Short problem → From the entries below, pull out each line where "学术学位" appears.

Data to use →

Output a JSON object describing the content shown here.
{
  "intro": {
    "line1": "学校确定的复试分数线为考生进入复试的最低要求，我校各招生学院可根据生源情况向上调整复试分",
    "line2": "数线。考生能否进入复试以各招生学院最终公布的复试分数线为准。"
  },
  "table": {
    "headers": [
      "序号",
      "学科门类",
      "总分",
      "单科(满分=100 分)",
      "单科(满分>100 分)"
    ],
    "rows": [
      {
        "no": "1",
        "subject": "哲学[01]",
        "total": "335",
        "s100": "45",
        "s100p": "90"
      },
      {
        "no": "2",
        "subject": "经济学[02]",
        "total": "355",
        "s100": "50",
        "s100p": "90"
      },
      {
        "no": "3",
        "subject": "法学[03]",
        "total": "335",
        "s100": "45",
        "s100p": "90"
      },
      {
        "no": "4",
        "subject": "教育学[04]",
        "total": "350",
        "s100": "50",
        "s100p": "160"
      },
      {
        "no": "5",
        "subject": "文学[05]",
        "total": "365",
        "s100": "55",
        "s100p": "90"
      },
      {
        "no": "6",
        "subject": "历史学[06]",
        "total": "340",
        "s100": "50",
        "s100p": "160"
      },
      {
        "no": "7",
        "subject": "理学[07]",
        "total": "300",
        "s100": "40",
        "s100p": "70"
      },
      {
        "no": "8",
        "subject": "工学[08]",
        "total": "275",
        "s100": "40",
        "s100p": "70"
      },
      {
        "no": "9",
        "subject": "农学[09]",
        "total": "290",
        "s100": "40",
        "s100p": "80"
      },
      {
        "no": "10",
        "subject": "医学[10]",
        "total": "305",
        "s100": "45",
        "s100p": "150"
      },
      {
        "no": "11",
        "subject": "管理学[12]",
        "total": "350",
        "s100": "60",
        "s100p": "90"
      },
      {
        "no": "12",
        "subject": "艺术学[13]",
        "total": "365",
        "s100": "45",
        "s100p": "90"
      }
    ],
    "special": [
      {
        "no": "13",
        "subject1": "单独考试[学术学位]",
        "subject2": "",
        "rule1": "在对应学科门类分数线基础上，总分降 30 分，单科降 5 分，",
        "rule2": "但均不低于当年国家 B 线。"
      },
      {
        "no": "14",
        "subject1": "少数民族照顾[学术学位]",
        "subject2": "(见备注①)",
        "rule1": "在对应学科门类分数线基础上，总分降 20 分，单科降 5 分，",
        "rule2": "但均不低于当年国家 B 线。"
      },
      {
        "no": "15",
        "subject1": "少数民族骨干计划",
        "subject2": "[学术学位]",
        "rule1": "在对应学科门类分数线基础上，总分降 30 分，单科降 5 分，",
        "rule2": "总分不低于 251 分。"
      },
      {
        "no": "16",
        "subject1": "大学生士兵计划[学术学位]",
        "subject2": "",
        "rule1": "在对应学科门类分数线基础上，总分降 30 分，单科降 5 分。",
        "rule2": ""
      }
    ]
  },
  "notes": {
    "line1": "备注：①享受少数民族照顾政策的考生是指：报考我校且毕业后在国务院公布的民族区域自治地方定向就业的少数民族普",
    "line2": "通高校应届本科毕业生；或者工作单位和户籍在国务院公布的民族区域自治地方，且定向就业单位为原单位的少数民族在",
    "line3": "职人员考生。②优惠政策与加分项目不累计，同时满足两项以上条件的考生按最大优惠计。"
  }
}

Exercise answer →
        "subject1": "单独考试[学术学位]",
        "subject1": "少数民族照顾[学术学位]",
        "subject2": "[学术学位]",
        "subject1": "大学生士兵计划[学术学位]",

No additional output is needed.